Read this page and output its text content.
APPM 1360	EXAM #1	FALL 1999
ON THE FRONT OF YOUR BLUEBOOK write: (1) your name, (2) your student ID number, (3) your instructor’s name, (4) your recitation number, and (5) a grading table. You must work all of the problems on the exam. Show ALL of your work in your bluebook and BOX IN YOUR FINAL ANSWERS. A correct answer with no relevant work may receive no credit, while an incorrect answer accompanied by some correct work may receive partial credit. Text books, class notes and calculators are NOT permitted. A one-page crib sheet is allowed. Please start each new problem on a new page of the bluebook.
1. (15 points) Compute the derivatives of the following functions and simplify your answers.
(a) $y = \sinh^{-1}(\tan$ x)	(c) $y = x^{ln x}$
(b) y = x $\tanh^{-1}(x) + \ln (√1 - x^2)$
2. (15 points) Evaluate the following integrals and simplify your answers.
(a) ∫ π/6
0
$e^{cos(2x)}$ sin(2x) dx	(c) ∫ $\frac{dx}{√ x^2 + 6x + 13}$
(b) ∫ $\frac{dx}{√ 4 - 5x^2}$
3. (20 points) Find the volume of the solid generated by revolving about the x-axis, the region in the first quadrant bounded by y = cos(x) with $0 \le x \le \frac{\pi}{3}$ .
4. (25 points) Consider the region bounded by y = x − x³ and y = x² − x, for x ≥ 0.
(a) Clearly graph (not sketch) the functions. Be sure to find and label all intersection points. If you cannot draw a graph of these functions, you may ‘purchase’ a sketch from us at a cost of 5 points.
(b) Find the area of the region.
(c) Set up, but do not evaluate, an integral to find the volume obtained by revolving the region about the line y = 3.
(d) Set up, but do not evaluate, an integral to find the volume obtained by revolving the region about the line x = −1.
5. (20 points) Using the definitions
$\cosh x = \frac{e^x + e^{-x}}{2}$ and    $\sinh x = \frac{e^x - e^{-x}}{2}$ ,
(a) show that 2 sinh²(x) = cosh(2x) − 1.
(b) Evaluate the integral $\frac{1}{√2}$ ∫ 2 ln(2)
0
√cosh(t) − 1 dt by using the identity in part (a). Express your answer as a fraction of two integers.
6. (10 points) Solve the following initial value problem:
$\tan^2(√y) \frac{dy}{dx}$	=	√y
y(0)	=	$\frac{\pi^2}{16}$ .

·····

Objective — Using the entries above, please restate each one word for word.

Completed exercise —
Read this page and output its text content.
APPM 1360	EXAM #1	FALL 1999
ON THE FRONT OF YOUR BLUEBOOK write: (1) your name, (2) your student ID number, (3) your instructor’s name, (4) your recitation number, and (5) a grading table. You must work all of the problems on the exam. Show ALL of your work in your bluebook and BOX IN YOUR FINAL ANSWERS. A correct answer with no relevant work may receive no credit, while an incorrect answer accompanied by some correct work may receive partial credit. Text books, class notes and calculators are NOT permitted. A one-page crib sheet is allowed. Please start each new problem on a new page of the bluebook.
1. (15 points) Compute the derivatives of the following functions and simplify your answers.
(a) $y = \sinh^{-1}(\tan$ x)	(c) $y = x^{ln x}$
(b) y = x $\tanh^{-1}(x) + \ln (√1 - x^2)$
2. (15 points) Evaluate the following integrals and simplify your answers.
(a) ∫ π/6
0
$e^{cos(2x)}$ sin(2x) dx	(c) ∫ $\frac{dx}{√ x^2 + 6x + 13}$
(b) ∫ $\frac{dx}{√ 4 - 5x^2}$
3. (20 points) Find the volume of the solid generated by revolving about the x-axis, the region in the first quadrant bounded by y = cos(x) with $0 \le x \le \frac{\pi}{3}$ .
4. (25 points) Consider the region bounded by y = x − x³ and y = x² − x, for x ≥ 0.
(a) Clearly graph (not sketch) the functions. Be sure to find and label all intersection points. If you cannot draw a graph of these functions, you may ‘purchase’ a sketch from us at a cost of 5 points.
(b) Find the area of the region.
(c) Set up, but do not evaluate, an integral to find the volume obtained by revolving the region about the line y = 3.
(d) Set up, but do not evaluate, an integral to find the volume obtained by revolving the region about the line x = −1.
5. (20 points) Using the definitions
$\cosh x = \frac{e^x + e^{-x}}{2}$ and    $\sinh x = \frac{e^x - e^{-x}}{2}$ ,
(a) show that 2 sinh²(x) = cosh(2x) − 1.
(b) Evaluate the integral $\frac{1}{√2}$ ∫ 2 ln(2)
0
√cosh(t) − 1 dt by using the identity in part (a). Express your answer as a fraction of two integers.
6. (10 points) Solve the following initial value problem:
$\tan^2(√y) \frac{dy}{dx}$	=	√y
y(0)	=	$\frac{\pi^2}{16}$ .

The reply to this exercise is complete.